_Prompt:_ Copy each line with the word "title" in it.
· · ·
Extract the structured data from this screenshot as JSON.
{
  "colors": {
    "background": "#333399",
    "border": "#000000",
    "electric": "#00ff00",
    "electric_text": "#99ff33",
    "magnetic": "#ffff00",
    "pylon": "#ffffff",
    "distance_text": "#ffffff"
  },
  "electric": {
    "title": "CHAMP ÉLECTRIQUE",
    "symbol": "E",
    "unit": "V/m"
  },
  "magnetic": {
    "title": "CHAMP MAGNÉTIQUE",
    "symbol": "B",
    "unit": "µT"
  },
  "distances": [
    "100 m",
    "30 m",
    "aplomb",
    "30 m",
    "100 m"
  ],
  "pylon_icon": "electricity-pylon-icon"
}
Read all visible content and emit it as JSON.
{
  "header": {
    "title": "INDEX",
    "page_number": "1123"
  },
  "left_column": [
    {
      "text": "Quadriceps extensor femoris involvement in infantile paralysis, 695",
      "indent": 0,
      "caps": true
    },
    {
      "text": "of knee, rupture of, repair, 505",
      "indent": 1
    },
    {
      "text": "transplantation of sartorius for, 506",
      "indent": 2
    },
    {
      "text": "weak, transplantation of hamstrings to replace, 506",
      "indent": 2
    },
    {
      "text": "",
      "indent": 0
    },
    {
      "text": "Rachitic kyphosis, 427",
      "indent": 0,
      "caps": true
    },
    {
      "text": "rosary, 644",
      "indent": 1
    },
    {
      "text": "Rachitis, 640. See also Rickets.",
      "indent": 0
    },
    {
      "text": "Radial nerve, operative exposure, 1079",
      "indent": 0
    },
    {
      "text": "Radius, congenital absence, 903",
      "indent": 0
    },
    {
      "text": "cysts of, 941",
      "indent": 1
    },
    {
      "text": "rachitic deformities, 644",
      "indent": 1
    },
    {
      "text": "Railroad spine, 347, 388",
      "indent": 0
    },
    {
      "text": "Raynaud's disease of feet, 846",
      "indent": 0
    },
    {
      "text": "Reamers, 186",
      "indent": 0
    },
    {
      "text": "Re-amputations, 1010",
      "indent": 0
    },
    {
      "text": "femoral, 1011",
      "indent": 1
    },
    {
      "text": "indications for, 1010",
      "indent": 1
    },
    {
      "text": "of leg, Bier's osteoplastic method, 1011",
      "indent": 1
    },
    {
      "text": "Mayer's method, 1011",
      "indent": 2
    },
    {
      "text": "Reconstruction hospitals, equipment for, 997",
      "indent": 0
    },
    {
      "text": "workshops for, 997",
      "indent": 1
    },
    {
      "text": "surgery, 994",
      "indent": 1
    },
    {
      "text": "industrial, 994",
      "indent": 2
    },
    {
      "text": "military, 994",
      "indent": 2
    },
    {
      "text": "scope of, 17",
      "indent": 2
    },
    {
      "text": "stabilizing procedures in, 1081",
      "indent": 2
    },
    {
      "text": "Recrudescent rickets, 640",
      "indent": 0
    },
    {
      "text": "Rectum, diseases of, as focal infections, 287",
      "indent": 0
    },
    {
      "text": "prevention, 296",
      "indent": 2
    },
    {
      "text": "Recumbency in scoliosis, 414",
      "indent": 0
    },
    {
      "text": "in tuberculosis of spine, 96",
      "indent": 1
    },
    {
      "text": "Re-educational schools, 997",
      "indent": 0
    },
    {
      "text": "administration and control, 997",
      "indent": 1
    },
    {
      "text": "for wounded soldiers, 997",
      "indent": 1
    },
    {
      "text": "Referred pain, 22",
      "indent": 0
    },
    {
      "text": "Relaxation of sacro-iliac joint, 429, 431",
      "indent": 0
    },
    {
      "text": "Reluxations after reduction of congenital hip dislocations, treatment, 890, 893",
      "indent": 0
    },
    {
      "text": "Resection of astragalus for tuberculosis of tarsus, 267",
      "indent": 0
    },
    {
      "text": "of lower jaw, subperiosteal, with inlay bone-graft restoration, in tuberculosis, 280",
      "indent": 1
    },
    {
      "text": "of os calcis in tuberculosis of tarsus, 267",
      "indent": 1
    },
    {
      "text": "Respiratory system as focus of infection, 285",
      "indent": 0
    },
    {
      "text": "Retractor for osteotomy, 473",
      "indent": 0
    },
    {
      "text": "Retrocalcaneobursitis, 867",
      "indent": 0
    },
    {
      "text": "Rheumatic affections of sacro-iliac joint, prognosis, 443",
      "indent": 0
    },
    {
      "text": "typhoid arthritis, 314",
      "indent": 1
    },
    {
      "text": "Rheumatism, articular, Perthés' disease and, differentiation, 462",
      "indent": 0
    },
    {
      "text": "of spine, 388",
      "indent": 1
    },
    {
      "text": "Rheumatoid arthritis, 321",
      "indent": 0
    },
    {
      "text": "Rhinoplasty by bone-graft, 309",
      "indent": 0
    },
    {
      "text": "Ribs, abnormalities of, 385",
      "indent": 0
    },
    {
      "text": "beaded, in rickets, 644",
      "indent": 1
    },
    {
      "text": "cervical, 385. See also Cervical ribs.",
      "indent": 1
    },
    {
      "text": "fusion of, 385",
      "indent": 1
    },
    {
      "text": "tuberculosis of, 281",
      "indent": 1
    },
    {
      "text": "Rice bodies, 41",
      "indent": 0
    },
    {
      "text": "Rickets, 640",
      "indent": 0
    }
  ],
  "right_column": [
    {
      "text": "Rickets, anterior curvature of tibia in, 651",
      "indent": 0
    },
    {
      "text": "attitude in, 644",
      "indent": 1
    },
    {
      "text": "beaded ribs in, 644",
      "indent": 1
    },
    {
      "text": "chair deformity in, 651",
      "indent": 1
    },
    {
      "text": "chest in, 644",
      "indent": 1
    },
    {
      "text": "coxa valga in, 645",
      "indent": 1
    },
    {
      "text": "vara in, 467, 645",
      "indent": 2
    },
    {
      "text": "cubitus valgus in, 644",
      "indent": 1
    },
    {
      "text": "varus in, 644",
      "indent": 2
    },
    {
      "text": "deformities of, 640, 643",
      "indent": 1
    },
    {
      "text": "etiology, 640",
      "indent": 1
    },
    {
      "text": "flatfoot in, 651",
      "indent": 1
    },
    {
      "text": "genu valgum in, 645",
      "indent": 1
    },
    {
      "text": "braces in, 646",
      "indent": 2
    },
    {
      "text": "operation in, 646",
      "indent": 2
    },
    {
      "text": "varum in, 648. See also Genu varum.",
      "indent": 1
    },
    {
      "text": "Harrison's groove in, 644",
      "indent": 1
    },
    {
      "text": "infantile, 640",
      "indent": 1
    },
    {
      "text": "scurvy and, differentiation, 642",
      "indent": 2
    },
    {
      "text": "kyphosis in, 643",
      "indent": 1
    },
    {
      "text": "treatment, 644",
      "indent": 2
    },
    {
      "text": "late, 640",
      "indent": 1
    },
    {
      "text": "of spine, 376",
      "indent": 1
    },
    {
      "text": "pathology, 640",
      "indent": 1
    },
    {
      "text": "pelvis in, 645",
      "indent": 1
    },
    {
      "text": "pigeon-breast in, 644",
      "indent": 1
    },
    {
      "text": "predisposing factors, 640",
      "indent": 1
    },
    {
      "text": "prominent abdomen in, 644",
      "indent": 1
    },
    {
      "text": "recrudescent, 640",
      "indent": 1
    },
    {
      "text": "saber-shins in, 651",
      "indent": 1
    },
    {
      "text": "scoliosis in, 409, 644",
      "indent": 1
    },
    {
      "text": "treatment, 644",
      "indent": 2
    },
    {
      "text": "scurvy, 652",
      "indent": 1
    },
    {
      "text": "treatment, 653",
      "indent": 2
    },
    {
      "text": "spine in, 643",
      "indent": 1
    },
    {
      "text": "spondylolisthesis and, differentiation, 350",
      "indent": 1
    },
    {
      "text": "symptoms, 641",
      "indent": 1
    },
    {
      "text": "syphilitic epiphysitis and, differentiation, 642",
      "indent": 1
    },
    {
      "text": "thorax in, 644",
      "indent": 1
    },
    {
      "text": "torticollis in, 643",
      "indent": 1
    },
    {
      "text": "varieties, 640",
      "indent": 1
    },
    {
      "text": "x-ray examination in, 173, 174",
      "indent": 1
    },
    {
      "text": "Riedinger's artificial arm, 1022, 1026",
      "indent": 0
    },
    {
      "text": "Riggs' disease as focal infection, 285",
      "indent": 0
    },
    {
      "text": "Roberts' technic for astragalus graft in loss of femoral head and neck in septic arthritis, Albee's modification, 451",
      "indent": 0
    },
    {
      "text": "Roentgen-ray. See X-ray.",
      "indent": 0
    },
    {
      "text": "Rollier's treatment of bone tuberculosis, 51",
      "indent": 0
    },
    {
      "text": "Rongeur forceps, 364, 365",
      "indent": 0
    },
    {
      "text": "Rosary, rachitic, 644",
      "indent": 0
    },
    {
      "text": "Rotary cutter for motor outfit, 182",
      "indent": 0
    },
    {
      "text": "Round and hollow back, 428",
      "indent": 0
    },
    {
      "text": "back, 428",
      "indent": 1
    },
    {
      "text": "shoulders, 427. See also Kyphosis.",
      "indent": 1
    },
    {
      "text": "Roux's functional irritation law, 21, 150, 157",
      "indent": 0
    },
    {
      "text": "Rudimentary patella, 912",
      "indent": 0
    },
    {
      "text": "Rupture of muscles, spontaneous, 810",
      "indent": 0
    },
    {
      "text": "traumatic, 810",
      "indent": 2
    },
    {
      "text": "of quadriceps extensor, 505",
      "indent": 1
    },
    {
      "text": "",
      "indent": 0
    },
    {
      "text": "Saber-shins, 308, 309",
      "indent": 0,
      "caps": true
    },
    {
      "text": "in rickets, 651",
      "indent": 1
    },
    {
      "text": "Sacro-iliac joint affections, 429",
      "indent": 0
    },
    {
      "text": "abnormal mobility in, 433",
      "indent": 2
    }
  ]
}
· · ·
_Solution:_
    "title": "CHAMP ÉLECTRIQUE",
    "title": "CHAMP MAGNÉTIQUE",
    "title": "INDEX",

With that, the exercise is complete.